**Work required:** In the data below, find each line containing the string "JSON" and return it.

**Data rows:**
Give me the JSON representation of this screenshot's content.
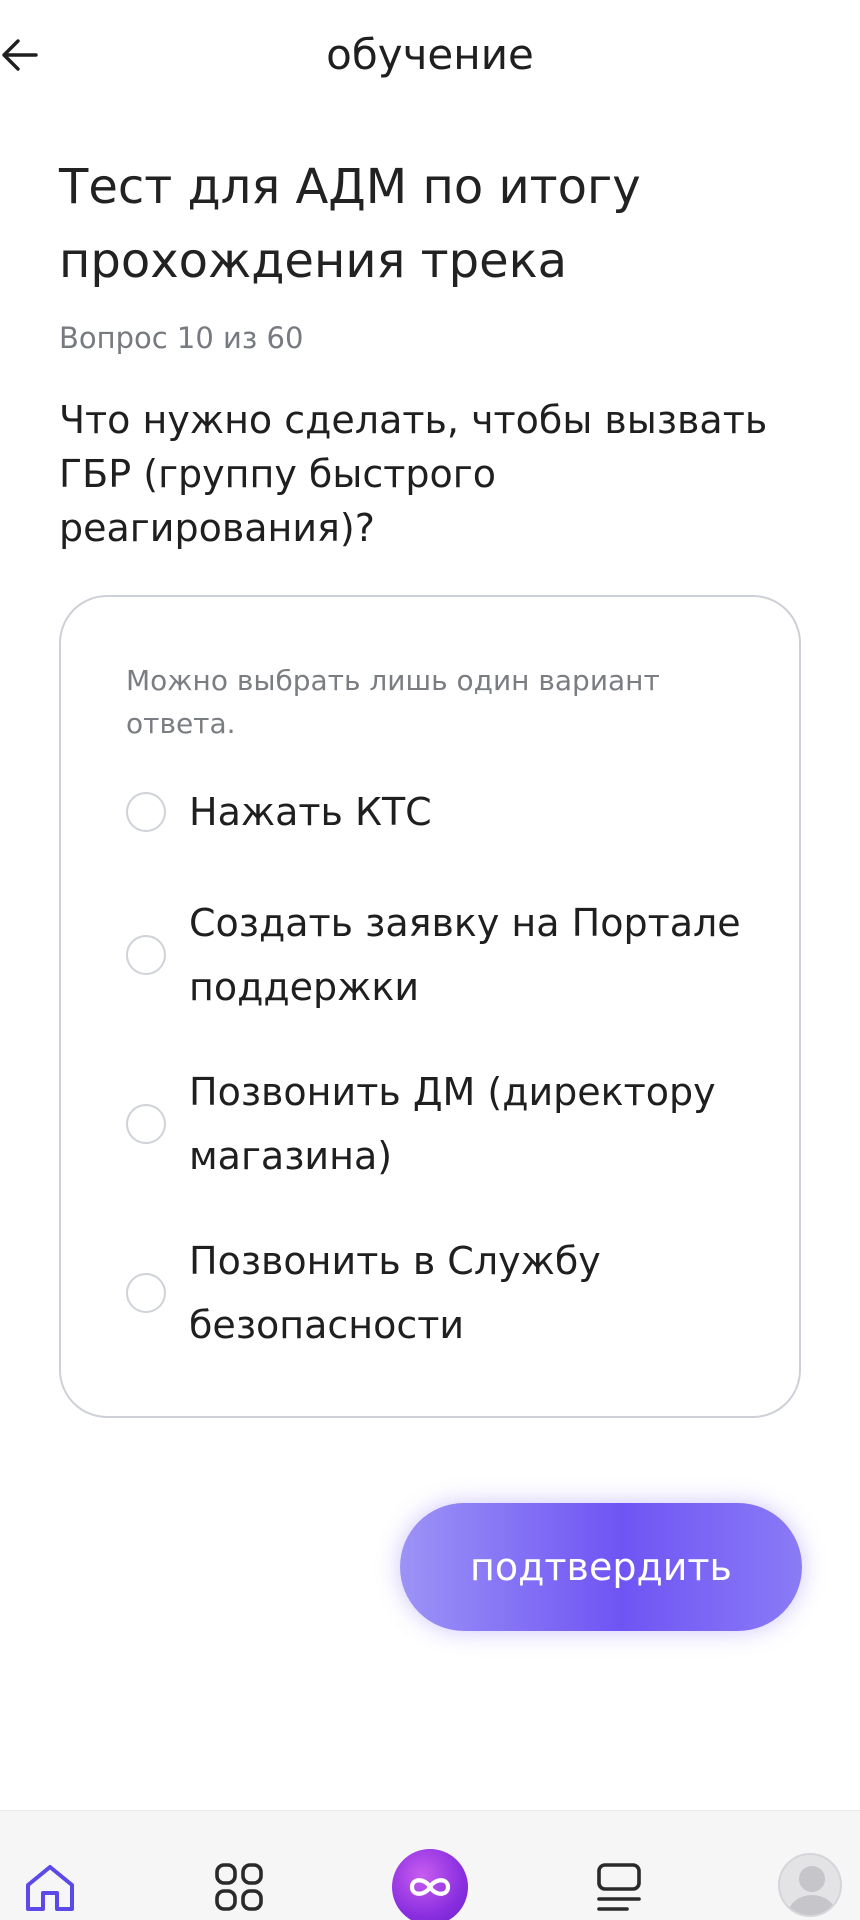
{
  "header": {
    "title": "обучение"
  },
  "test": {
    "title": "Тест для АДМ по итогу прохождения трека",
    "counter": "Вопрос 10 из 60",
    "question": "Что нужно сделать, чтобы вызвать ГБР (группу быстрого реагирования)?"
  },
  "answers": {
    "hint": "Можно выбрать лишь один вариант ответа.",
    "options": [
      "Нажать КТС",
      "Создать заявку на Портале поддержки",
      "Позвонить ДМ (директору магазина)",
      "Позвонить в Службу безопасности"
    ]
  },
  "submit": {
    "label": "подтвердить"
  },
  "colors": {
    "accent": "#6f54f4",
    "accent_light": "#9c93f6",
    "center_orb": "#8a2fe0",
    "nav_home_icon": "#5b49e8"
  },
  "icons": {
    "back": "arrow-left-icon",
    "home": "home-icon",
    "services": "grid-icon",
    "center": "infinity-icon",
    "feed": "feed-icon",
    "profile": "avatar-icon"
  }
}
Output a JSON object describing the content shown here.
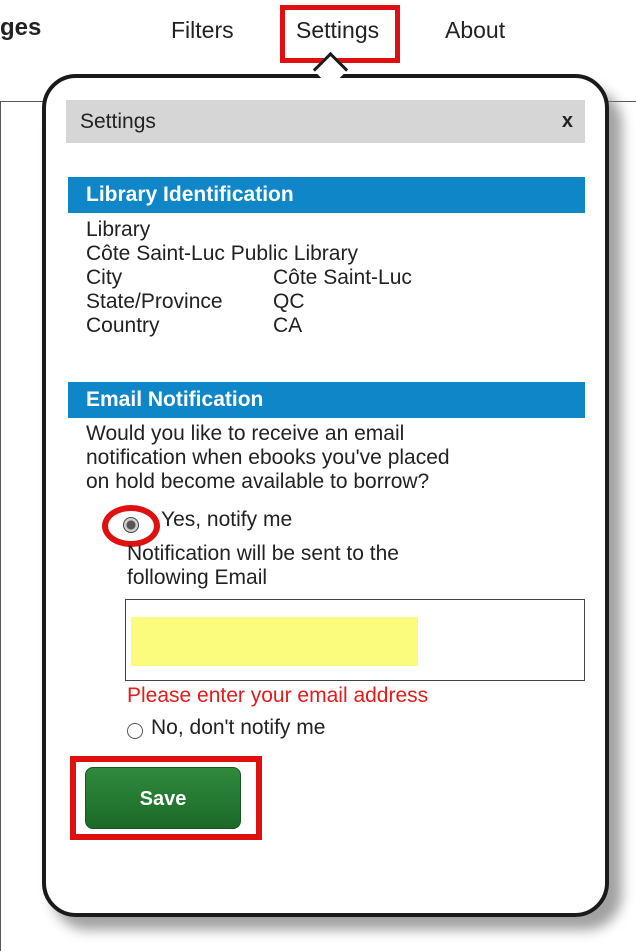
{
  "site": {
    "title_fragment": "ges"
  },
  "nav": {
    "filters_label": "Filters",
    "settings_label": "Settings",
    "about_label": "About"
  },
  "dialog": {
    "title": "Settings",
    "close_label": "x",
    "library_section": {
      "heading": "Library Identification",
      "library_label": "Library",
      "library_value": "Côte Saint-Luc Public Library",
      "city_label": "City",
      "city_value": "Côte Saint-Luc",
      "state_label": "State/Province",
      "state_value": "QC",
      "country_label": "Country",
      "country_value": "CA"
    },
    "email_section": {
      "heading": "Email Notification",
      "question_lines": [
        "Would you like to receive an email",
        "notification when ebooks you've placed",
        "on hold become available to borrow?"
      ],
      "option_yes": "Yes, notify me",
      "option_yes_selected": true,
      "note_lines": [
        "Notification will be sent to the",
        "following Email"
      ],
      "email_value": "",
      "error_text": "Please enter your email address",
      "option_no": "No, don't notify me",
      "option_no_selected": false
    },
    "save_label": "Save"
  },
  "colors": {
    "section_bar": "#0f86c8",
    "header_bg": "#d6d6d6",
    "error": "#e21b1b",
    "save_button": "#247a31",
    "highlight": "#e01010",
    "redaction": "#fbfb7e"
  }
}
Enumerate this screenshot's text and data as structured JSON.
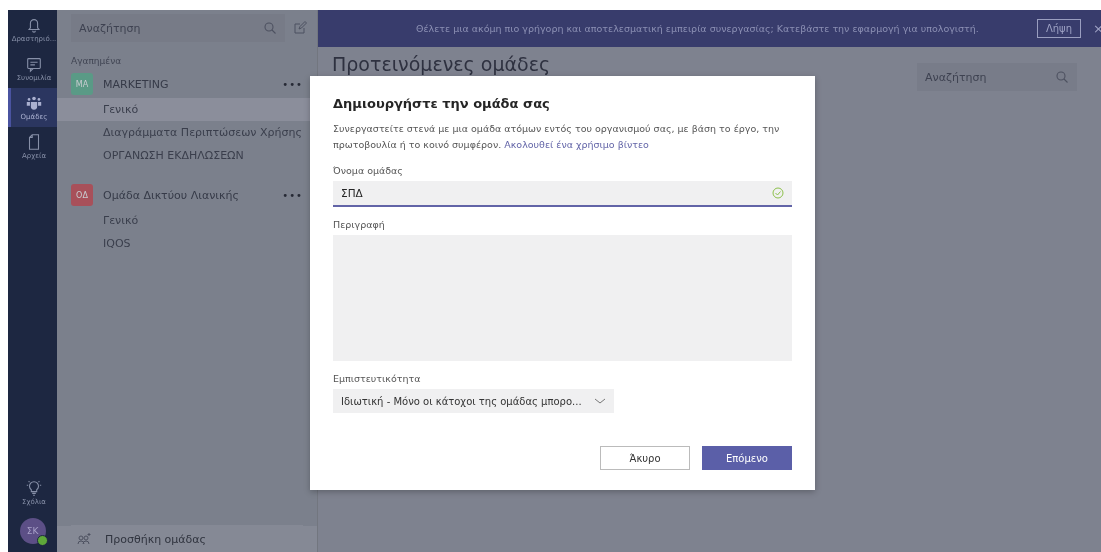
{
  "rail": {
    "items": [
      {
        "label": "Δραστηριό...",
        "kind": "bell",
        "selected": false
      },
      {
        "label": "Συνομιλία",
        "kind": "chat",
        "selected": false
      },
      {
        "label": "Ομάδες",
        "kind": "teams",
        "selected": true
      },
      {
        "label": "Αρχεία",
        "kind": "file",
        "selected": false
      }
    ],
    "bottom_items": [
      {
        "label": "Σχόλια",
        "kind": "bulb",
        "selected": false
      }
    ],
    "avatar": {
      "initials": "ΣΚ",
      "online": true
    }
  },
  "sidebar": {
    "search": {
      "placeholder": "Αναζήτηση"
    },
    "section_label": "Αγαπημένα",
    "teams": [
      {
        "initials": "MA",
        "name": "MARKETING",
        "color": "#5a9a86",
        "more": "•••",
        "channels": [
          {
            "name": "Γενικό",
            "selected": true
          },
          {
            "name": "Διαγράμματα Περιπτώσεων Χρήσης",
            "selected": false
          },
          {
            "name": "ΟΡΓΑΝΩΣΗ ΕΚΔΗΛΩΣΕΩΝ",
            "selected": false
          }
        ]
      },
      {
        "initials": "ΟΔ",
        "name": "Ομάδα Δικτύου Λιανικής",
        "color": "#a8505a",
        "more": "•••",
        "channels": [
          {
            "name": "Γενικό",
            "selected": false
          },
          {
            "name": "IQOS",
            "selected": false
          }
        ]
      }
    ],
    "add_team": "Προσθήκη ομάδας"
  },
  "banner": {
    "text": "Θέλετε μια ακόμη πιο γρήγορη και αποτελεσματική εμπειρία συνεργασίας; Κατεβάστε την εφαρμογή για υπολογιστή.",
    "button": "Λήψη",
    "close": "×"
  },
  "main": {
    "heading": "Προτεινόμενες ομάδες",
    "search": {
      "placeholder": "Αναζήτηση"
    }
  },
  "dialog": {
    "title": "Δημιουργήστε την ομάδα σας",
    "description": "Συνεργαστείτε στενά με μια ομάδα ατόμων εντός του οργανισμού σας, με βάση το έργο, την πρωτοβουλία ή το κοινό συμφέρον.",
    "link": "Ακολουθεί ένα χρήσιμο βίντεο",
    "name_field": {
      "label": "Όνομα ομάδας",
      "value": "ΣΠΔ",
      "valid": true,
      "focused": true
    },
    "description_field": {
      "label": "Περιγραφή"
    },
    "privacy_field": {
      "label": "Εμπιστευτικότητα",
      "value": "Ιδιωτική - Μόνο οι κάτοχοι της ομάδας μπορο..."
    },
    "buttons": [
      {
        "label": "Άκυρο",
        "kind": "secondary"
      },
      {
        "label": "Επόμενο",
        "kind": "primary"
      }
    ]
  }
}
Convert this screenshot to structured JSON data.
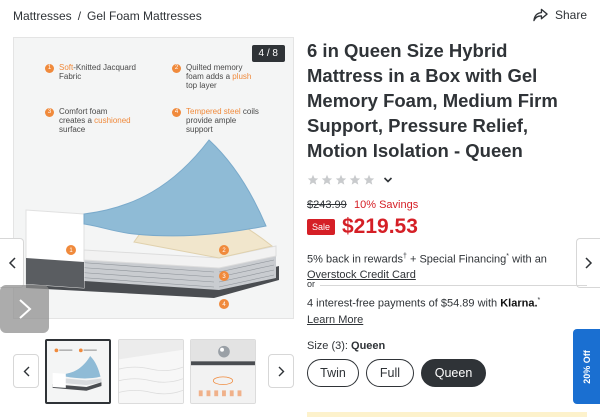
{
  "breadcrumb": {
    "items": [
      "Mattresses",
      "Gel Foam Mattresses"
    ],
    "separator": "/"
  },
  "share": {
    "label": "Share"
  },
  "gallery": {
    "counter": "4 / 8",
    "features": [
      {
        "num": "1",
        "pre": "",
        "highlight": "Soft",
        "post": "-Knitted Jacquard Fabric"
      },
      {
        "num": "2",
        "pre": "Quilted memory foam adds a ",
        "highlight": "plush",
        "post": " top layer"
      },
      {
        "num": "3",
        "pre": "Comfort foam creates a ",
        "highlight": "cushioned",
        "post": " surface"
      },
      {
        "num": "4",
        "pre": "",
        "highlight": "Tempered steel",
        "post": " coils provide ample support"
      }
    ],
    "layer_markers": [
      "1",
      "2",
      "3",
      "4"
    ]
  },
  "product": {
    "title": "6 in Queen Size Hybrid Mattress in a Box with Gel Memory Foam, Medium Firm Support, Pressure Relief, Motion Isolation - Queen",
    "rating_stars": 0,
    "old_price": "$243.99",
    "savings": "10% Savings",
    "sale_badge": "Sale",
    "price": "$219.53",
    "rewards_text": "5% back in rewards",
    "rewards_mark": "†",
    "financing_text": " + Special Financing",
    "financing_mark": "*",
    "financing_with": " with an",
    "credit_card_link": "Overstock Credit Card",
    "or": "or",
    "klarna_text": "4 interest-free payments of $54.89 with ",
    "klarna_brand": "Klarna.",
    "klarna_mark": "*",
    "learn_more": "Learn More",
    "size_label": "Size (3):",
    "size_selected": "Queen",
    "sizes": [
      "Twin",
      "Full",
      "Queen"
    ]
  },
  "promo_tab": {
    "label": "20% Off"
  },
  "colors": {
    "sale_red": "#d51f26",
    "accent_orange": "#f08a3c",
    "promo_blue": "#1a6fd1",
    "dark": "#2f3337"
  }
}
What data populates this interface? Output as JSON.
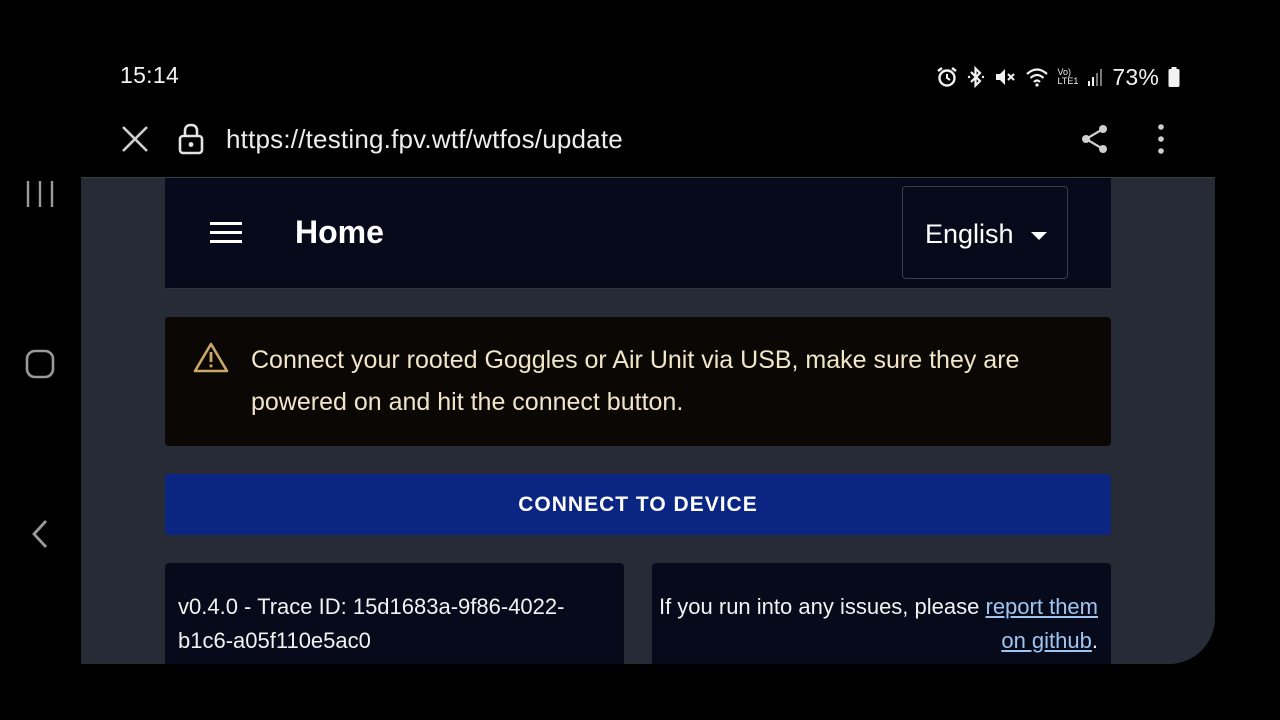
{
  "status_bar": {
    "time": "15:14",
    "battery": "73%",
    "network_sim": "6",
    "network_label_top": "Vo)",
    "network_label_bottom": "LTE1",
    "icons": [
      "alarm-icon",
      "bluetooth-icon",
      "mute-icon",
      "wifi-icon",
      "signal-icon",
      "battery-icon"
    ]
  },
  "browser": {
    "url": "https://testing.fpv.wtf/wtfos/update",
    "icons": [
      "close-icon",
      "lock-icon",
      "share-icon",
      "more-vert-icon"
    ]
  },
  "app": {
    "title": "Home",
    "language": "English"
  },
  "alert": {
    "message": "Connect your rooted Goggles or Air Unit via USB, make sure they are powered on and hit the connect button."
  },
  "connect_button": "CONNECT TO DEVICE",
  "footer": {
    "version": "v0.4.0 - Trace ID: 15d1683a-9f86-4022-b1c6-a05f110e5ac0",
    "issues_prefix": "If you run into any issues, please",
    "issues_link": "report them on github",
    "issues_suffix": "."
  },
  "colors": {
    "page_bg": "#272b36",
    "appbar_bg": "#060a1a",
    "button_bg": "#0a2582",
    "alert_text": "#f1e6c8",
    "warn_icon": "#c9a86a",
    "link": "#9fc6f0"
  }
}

**Result of the task:**
Give me the JSON representation of this screenshot's content.
Output a JSON object describing the content shown here.
Enumerate this screenshot's text and data as structured JSON.
Convert this screenshot to structured JSON data.
What data populates this interface? Output as JSON.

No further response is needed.